— PROBLEM STATEMENT —
Every record below should be written out exactly; pictures stay out.

start DATA IN THIS EXERCISE

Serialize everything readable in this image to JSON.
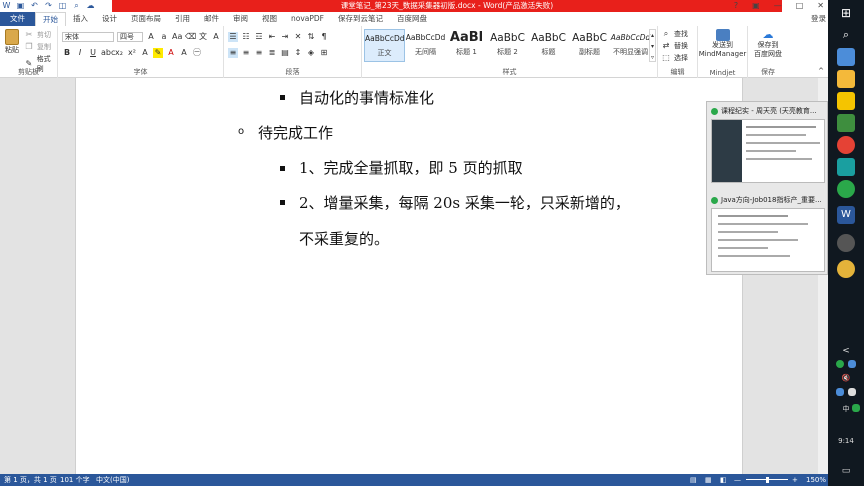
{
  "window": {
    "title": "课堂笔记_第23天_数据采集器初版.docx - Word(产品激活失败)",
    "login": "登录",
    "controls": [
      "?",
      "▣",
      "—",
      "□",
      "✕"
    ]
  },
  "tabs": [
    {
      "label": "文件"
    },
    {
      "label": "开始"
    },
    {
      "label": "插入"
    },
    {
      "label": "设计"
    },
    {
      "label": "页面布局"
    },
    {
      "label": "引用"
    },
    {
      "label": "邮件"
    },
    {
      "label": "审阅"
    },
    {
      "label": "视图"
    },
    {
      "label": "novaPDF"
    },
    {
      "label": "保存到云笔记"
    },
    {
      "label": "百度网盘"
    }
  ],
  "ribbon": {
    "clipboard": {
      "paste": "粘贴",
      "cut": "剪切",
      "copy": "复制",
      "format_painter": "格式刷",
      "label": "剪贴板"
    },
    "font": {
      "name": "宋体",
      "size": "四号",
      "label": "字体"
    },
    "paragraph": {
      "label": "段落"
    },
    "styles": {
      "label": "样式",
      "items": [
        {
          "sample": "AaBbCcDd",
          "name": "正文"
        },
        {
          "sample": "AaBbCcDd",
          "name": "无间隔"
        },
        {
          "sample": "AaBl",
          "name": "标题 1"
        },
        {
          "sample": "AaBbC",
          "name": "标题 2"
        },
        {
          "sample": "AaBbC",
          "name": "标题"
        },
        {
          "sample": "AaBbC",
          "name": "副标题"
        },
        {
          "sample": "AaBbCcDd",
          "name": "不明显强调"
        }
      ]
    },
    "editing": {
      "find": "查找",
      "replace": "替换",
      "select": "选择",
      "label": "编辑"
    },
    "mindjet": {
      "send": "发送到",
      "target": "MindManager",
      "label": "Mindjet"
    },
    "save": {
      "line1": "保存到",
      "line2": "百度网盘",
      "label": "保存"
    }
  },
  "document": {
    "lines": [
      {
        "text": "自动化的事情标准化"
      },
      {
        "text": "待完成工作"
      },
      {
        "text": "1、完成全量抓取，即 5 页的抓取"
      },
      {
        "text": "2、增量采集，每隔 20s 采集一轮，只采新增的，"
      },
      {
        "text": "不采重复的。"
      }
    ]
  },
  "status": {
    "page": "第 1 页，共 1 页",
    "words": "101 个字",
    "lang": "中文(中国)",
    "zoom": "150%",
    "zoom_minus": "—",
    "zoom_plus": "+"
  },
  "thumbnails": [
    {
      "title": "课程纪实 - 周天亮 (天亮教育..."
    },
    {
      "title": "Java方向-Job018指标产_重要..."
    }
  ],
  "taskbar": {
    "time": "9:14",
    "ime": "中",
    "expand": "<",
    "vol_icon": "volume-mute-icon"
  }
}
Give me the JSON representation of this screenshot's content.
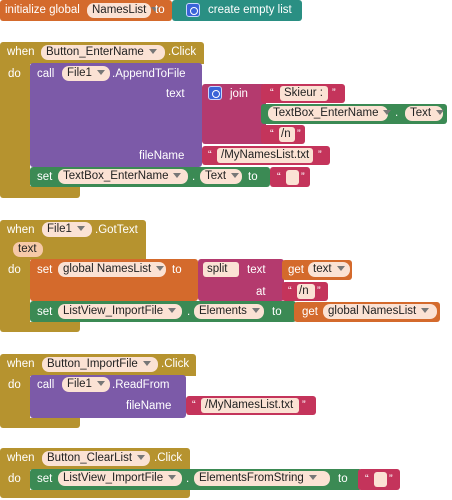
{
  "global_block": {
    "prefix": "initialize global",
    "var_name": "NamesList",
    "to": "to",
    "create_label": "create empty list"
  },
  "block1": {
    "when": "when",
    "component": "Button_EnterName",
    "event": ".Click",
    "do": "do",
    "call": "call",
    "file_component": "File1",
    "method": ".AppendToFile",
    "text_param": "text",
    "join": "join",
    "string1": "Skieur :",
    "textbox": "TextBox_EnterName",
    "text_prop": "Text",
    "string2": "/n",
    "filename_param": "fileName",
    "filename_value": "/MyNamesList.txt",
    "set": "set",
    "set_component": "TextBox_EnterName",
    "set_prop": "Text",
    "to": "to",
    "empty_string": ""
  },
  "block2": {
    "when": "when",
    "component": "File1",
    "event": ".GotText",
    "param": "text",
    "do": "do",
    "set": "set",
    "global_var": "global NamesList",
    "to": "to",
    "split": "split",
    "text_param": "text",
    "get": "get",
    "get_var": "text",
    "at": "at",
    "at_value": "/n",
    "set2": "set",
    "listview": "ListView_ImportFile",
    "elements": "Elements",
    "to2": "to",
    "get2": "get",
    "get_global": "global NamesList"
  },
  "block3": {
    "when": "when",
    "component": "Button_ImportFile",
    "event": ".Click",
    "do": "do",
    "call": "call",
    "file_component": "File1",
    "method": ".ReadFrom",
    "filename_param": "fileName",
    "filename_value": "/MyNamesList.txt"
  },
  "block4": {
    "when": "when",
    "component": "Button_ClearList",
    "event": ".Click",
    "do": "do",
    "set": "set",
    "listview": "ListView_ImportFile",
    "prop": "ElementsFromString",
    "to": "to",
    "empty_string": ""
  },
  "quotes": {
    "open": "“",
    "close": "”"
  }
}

end DATA IN THIS EXERCISE

— REPLY —
Serialize everything readable in this image to JSON.
{
  "window": {
    "title": "课堂笔记_第23天_数据采集器初版.docx - Word(产品激活失败)",
    "login": "登录",
    "controls": [
      "?",
      "▣",
      "—",
      "□",
      "✕"
    ]
  },
  "tabs": [
    {
      "label": "文件"
    },
    {
      "label": "开始"
    },
    {
      "label": "插入"
    },
    {
      "label": "设计"
    },
    {
      "label": "页面布局"
    },
    {
      "label": "引用"
    },
    {
      "label": "邮件"
    },
    {
      "label": "审阅"
    },
    {
      "label": "视图"
    },
    {
      "label": "novaPDF"
    },
    {
      "label": "保存到云笔记"
    },
    {
      "label": "百度网盘"
    }
  ],
  "ribbon": {
    "clipboard": {
      "paste": "粘贴",
      "cut": "剪切",
      "copy": "复制",
      "format_painter": "格式刷",
      "label": "剪贴板"
    },
    "font": {
      "name": "宋体",
      "size": "四号",
      "label": "字体"
    },
    "paragraph": {
      "label": "段落"
    },
    "styles": {
      "label": "样式",
      "items": [
        {
          "sample": "AaBbCcDd",
          "name": "正文"
        },
        {
          "sample": "AaBbCcDd",
          "name": "无间隔"
        },
        {
          "sample": "AaBl",
          "name": "标题 1"
        },
        {
          "sample": "AaBbC",
          "name": "标题 2"
        },
        {
          "sample": "AaBbC",
          "name": "标题"
        },
        {
          "sample": "AaBbC",
          "name": "副标题"
        },
        {
          "sample": "AaBbCcDd",
          "name": "不明显强调"
        }
      ]
    },
    "editing": {
      "find": "查找",
      "replace": "替换",
      "select": "选择",
      "label": "编辑"
    },
    "mindjet": {
      "send": "发送到",
      "target": "MindManager",
      "label": "Mindjet"
    },
    "save": {
      "line1": "保存到",
      "line2": "百度网盘",
      "label": "保存"
    }
  },
  "document": {
    "lines": [
      {
        "text": "自动化的事情标准化"
      },
      {
        "text": "待完成工作"
      },
      {
        "text": "1、完成全量抓取，即 5 页的抓取"
      },
      {
        "text": "2、增量采集，每隔 20s 采集一轮，只采新增的，"
      },
      {
        "text": "不采重复的。"
      }
    ]
  },
  "status": {
    "page": "第 1 页，共 1 页",
    "words": "101 个字",
    "lang": "中文(中国)",
    "zoom": "150%",
    "zoom_minus": "—",
    "zoom_plus": "+"
  },
  "thumbnails": [
    {
      "title": "课程纪实 - 周天亮 (天亮教育..."
    },
    {
      "title": "Java方向-Job018指标产_重要..."
    }
  ],
  "taskbar": {
    "time": "9:14",
    "ime": "中",
    "expand": "<",
    "vol_icon": "volume-mute-icon"
  }
}
Give me the JSON representation of this screenshot's content.
{
  "global_block": {
    "prefix": "initialize global",
    "var_name": "NamesList",
    "to": "to",
    "create_label": "create empty list"
  },
  "block1": {
    "when": "when",
    "component": "Button_EnterName",
    "event": ".Click",
    "do": "do",
    "call": "call",
    "file_component": "File1",
    "method": ".AppendToFile",
    "text_param": "text",
    "join": "join",
    "string1": "Skieur :",
    "textbox": "TextBox_EnterName",
    "text_prop": "Text",
    "string2": "/n",
    "filename_param": "fileName",
    "filename_value": "/MyNamesList.txt",
    "set": "set",
    "set_component": "TextBox_EnterName",
    "set_prop": "Text",
    "to": "to",
    "empty_string": ""
  },
  "block2": {
    "when": "when",
    "component": "File1",
    "event": ".GotText",
    "param": "text",
    "do": "do",
    "set": "set",
    "global_var": "global NamesList",
    "to": "to",
    "split": "split",
    "text_param": "text",
    "get": "get",
    "get_var": "text",
    "at": "at",
    "at_value": "/n",
    "set2": "set",
    "listview": "ListView_ImportFile",
    "elements": "Elements",
    "to2": "to",
    "get2": "get",
    "get_global": "global NamesList"
  },
  "block3": {
    "when": "when",
    "component": "Button_ImportFile",
    "event": ".Click",
    "do": "do",
    "call": "call",
    "file_component": "File1",
    "method": ".ReadFrom",
    "filename_param": "fileName",
    "filename_value": "/MyNamesList.txt"
  },
  "block4": {
    "when": "when",
    "component": "Button_ClearList",
    "event": ".Click",
    "do": "do",
    "set": "set",
    "listview": "ListView_ImportFile",
    "prop": "ElementsFromString",
    "to": "to",
    "empty_string": ""
  },
  "quotes": {
    "open": "“",
    "close": "”"
  }
}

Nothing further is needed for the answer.